WORK INSTRUCTIONS: Copy out all the lines in the records that include the word "Sycamore".

Saved data entries:
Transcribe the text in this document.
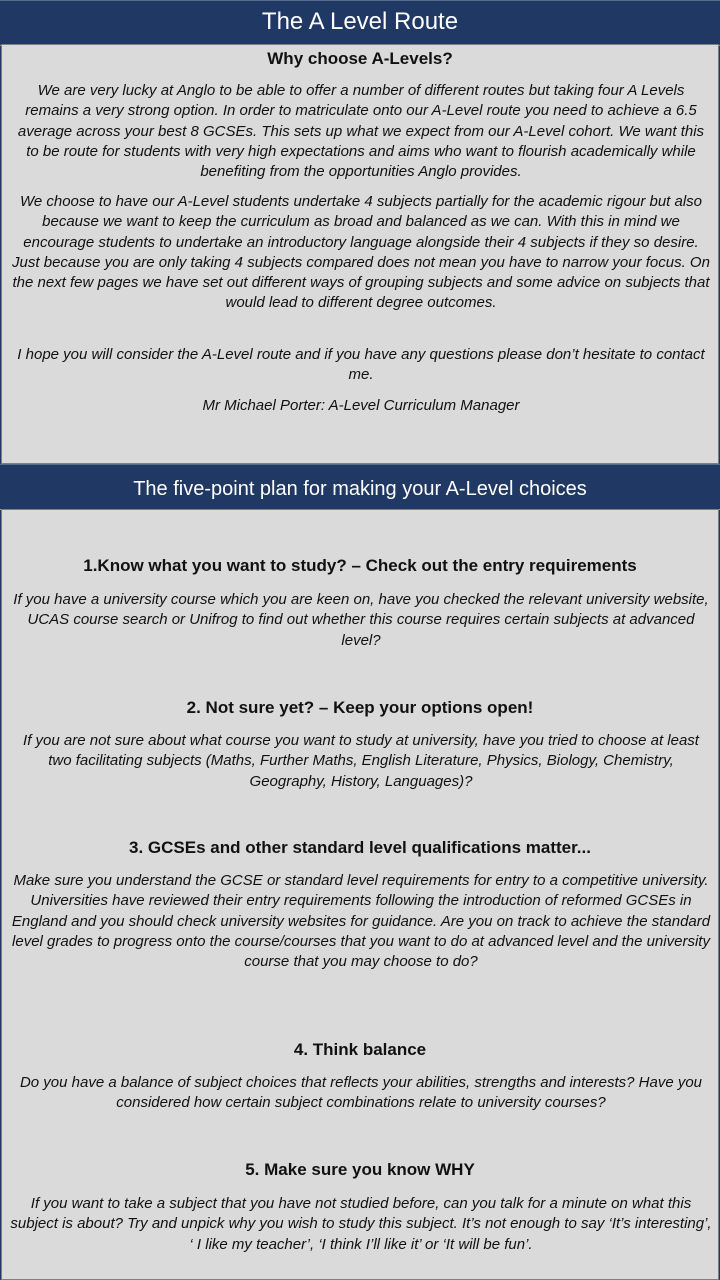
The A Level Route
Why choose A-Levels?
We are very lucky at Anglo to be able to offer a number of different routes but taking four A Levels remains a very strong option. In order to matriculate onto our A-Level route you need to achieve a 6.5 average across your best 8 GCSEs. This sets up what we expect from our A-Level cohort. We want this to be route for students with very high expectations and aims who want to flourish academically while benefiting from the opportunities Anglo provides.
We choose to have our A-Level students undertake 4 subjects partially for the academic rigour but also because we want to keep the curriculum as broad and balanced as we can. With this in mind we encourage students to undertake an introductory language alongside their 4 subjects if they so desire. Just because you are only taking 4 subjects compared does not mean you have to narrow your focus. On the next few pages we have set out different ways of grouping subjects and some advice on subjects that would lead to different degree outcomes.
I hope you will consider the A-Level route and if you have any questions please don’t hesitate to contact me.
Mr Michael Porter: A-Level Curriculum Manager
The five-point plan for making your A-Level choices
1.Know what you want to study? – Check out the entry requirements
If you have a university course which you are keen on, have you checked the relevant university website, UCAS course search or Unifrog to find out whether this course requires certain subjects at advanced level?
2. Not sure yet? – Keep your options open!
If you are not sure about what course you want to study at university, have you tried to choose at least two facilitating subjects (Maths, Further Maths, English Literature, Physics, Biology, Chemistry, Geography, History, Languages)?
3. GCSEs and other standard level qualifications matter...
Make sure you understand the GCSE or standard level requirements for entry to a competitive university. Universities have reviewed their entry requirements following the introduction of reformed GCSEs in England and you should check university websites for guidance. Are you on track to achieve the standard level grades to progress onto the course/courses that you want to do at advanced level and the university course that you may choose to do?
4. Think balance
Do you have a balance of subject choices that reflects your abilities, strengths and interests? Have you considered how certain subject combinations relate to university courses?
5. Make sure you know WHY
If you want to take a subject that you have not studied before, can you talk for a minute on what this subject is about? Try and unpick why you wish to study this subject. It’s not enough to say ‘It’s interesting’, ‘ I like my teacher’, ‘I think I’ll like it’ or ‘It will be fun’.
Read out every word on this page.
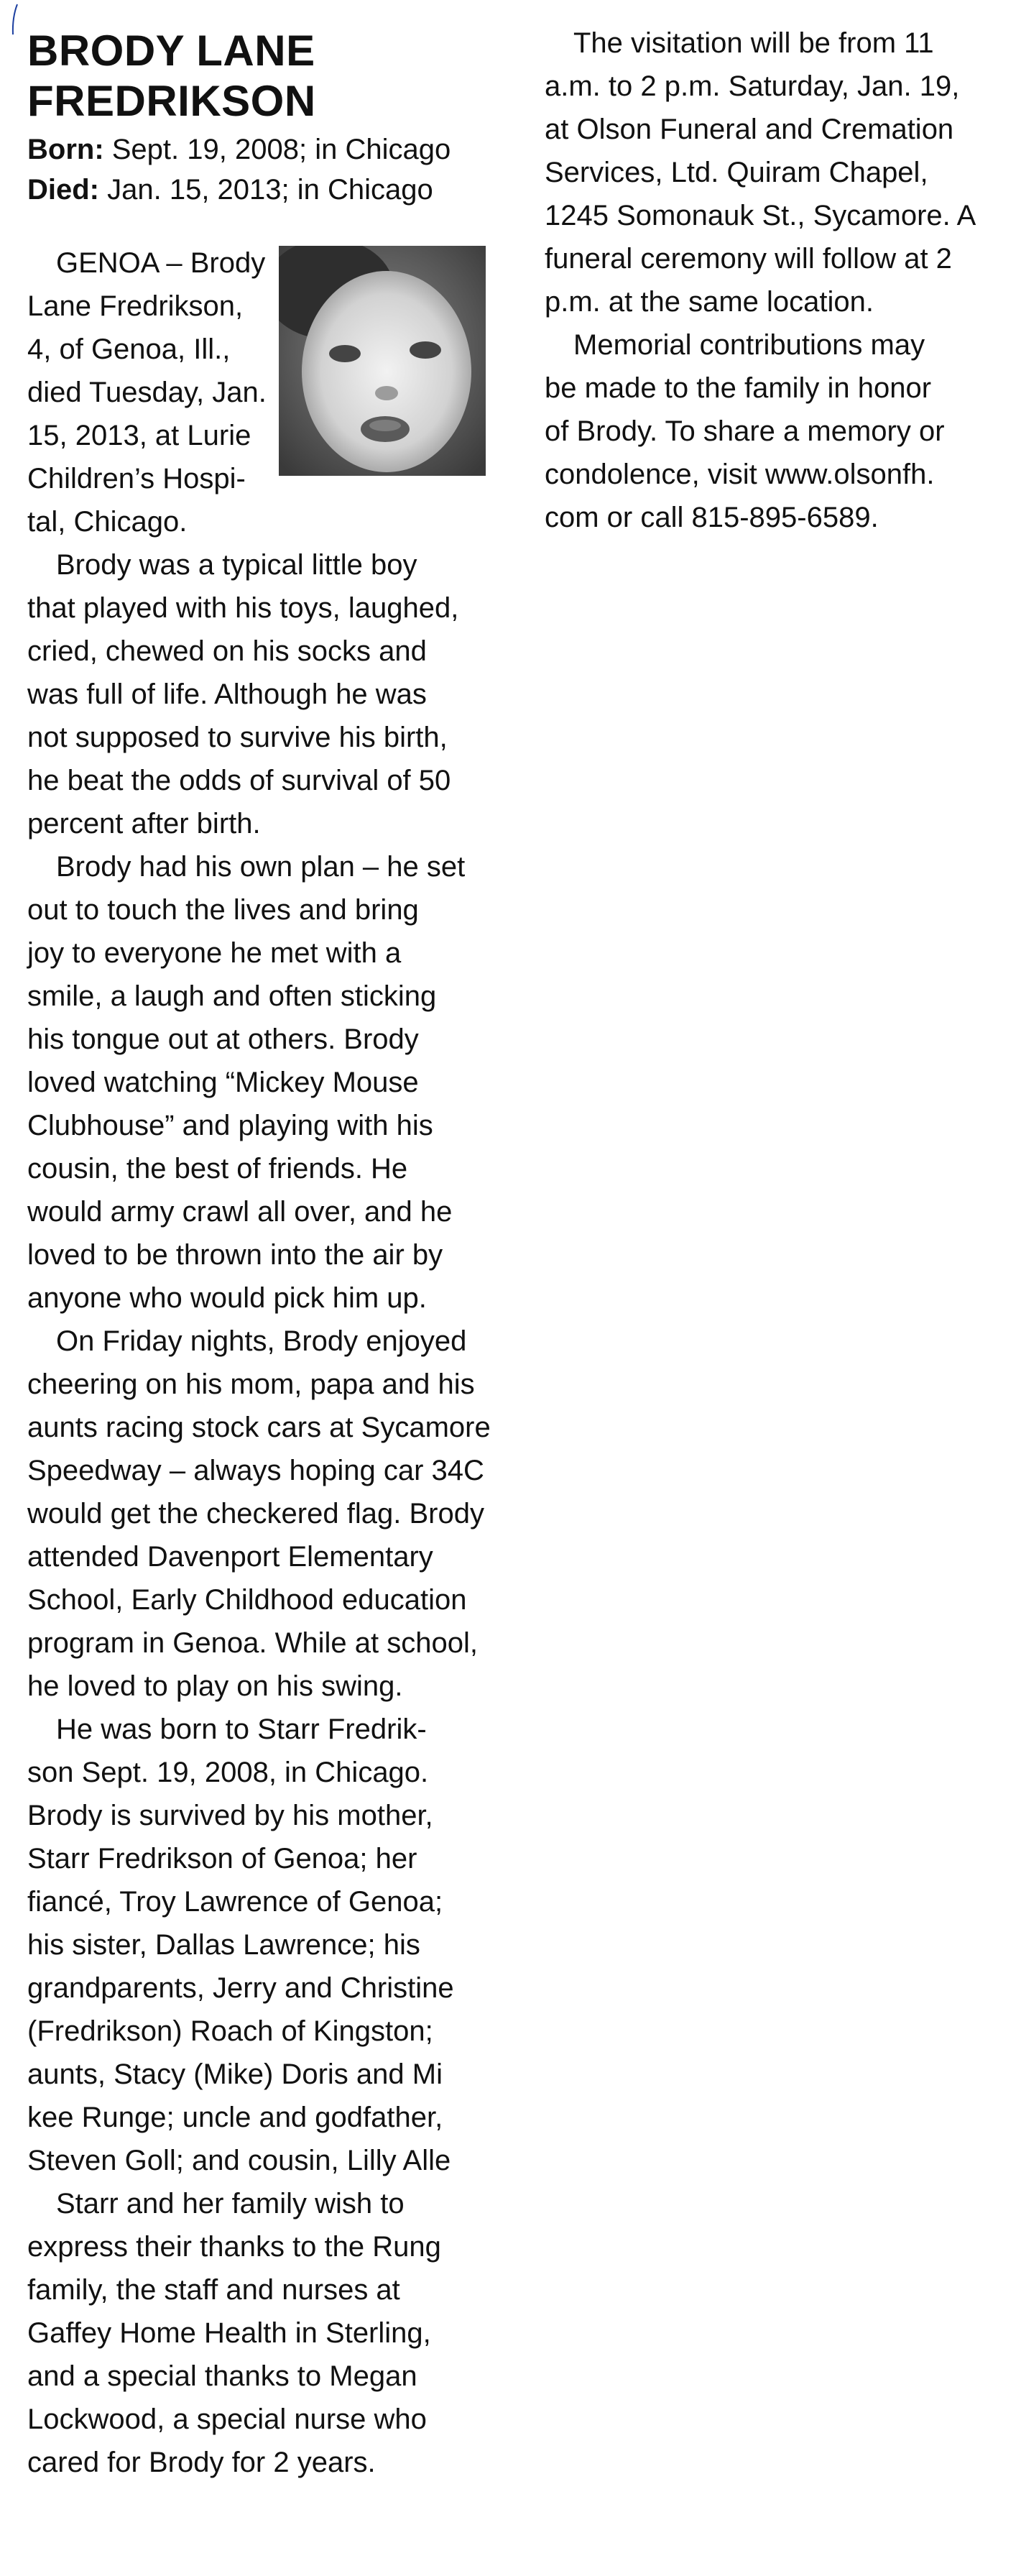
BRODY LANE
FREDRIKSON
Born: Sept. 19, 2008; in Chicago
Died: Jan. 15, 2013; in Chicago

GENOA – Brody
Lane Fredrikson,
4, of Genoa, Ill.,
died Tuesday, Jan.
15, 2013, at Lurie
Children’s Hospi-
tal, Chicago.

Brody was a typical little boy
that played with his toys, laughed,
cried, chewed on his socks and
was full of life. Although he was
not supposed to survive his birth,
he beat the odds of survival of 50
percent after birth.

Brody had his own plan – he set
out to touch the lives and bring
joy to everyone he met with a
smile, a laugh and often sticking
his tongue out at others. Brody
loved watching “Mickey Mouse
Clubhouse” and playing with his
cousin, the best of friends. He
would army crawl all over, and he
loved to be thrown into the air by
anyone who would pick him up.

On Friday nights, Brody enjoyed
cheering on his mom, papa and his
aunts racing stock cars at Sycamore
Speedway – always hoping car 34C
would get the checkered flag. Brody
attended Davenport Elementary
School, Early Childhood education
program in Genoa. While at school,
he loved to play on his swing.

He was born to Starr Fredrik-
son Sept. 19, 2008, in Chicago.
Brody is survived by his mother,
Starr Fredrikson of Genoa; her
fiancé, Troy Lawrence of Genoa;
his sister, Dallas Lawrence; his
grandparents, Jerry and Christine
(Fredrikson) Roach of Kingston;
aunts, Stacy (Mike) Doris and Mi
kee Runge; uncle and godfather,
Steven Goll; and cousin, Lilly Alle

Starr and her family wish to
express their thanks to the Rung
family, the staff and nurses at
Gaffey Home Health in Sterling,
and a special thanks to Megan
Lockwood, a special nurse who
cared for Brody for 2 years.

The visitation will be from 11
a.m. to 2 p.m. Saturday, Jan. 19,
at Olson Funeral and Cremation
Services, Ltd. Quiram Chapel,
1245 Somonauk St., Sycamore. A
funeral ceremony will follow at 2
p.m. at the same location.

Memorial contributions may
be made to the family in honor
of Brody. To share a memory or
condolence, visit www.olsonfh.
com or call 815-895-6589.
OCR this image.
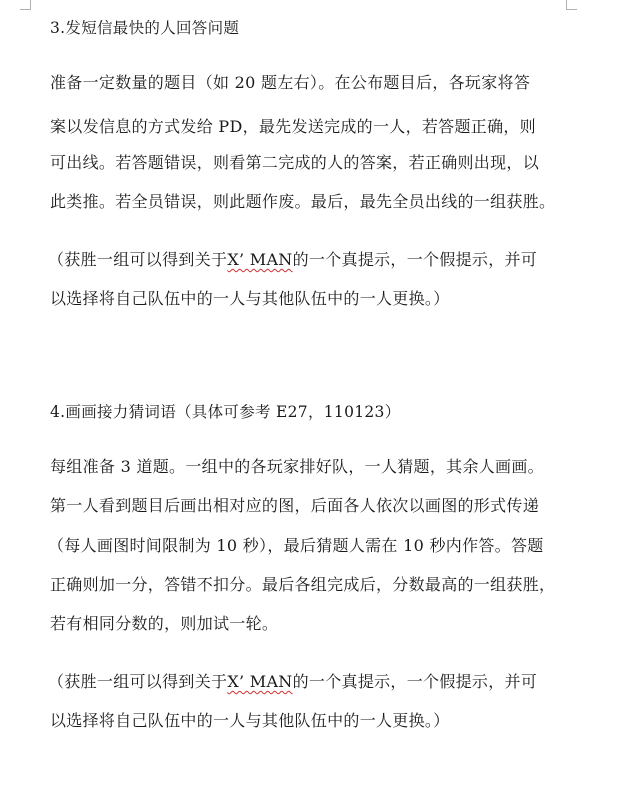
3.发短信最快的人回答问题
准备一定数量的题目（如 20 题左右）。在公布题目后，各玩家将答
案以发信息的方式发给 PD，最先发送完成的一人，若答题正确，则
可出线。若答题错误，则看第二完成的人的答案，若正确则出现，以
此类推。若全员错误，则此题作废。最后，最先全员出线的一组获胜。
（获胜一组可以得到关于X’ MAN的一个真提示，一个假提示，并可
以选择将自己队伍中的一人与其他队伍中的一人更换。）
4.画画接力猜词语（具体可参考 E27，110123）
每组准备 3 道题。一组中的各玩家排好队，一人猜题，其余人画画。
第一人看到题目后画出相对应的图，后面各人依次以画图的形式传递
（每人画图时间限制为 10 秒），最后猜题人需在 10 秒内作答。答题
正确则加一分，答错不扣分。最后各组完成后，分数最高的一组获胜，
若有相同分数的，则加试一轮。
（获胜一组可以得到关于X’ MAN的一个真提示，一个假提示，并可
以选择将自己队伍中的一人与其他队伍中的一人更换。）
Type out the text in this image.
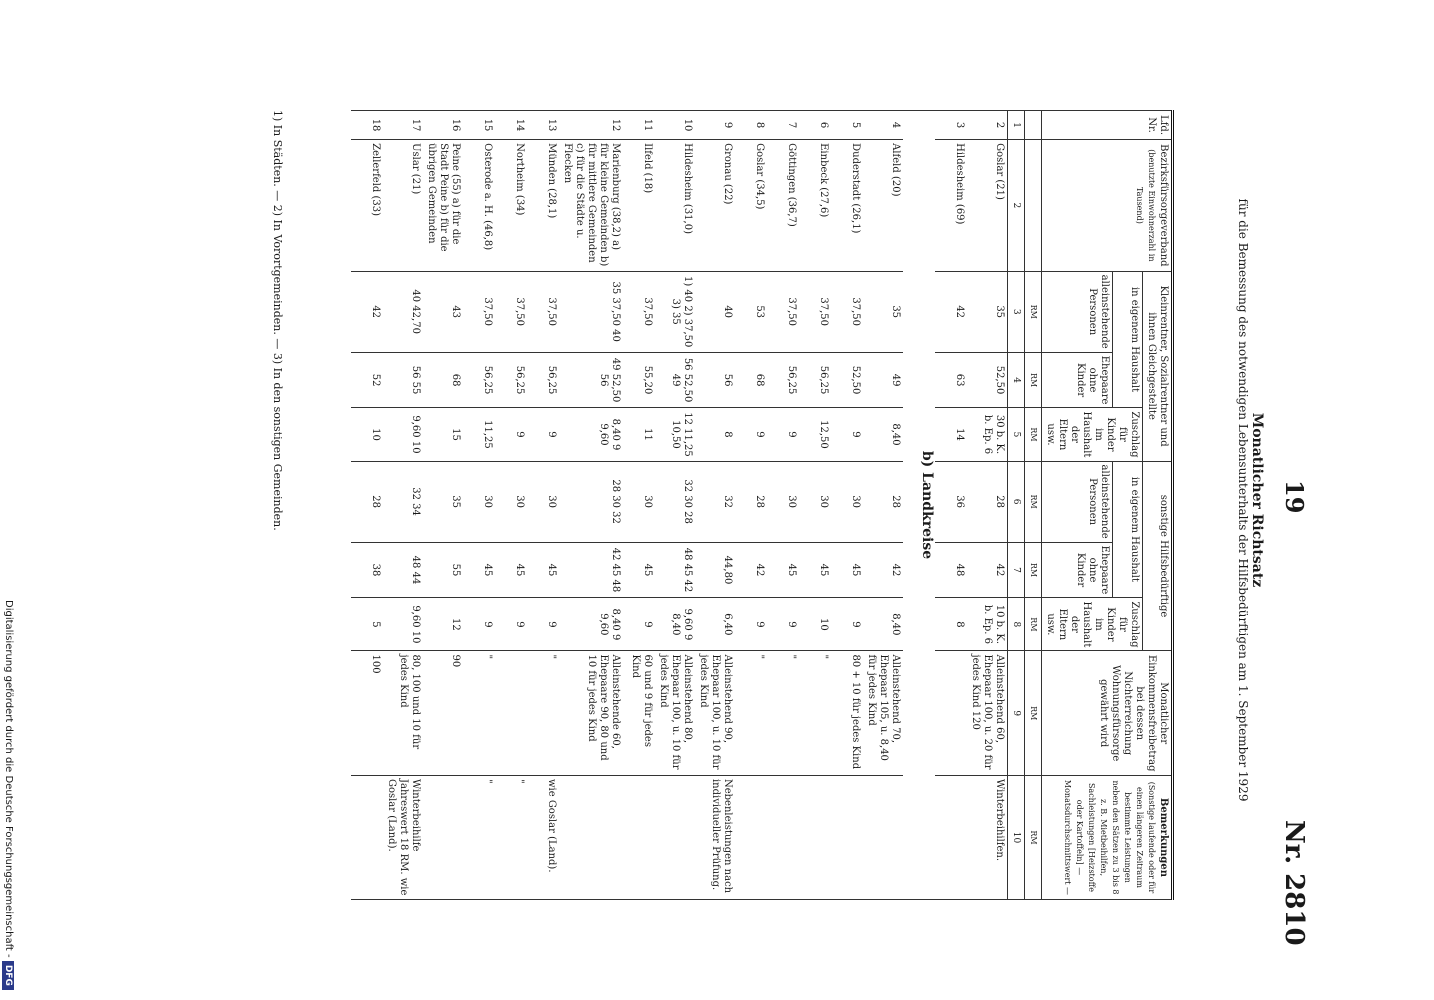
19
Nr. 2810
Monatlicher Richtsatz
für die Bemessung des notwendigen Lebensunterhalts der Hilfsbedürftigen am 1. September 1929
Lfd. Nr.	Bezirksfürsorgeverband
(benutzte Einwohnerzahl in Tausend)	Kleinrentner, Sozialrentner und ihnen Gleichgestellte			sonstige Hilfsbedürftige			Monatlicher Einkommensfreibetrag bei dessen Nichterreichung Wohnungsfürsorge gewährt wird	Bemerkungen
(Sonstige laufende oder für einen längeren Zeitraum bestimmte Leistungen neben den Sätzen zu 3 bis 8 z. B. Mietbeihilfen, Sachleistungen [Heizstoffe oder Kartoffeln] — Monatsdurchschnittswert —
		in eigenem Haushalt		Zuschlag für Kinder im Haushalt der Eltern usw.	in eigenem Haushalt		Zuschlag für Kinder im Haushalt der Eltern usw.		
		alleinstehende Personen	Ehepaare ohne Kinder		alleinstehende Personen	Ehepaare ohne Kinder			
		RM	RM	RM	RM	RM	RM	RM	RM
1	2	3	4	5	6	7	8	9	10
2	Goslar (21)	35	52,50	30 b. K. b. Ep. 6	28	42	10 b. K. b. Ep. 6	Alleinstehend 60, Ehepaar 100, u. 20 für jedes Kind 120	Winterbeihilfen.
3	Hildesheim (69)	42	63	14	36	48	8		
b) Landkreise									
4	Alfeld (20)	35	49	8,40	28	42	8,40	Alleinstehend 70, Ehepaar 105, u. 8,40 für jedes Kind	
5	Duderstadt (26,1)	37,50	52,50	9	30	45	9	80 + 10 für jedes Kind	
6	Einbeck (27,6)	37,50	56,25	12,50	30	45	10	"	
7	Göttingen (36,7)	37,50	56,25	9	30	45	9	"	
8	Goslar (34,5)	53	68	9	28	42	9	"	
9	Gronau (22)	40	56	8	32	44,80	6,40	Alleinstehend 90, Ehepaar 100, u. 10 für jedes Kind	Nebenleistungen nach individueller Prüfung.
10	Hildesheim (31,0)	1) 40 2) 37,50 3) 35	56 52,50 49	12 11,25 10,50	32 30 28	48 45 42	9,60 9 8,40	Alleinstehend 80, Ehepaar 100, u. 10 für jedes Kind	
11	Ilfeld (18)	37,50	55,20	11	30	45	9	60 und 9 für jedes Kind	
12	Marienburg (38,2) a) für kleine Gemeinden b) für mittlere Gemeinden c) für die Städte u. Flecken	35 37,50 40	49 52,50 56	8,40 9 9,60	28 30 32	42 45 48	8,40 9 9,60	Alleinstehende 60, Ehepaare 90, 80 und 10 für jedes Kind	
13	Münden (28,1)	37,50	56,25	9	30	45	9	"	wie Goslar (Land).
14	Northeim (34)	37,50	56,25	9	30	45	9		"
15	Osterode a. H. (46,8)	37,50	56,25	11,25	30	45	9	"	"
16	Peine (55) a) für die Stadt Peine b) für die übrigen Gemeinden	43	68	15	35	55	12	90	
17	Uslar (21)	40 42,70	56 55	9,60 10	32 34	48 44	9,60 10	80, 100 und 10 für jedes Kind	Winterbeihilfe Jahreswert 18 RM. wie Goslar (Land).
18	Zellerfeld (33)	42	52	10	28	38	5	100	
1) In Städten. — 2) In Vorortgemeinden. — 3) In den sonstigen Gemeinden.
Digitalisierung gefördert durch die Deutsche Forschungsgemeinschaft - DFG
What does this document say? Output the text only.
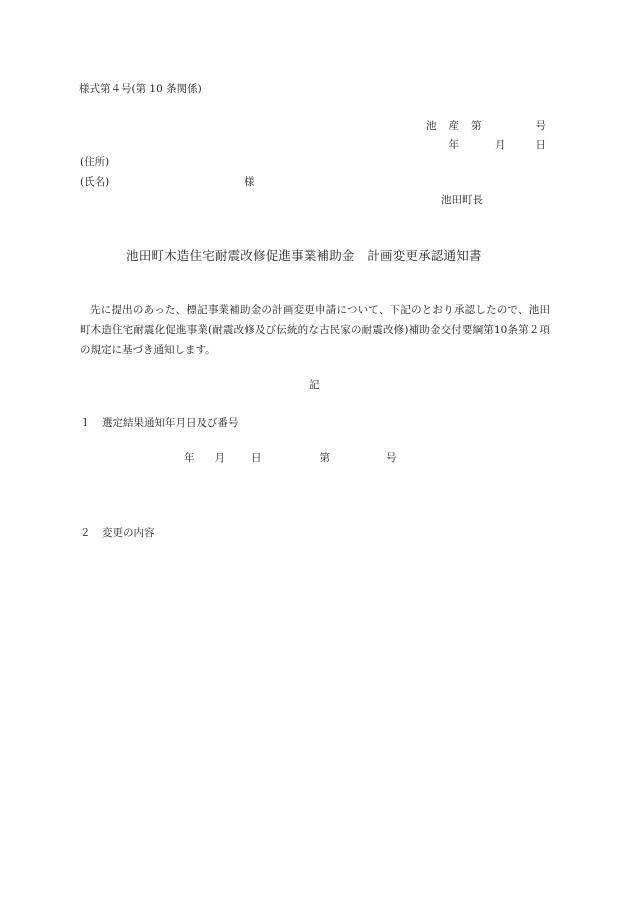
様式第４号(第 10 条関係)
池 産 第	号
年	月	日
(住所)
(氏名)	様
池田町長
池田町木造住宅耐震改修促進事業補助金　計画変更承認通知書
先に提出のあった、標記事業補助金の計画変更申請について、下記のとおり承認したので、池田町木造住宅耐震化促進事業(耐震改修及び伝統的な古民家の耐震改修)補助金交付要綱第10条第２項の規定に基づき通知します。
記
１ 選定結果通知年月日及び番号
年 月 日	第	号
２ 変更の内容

ANSWER BELOW:
aunts racing stock cars at Sycamore
1245 Somonauk St., Sycamore. A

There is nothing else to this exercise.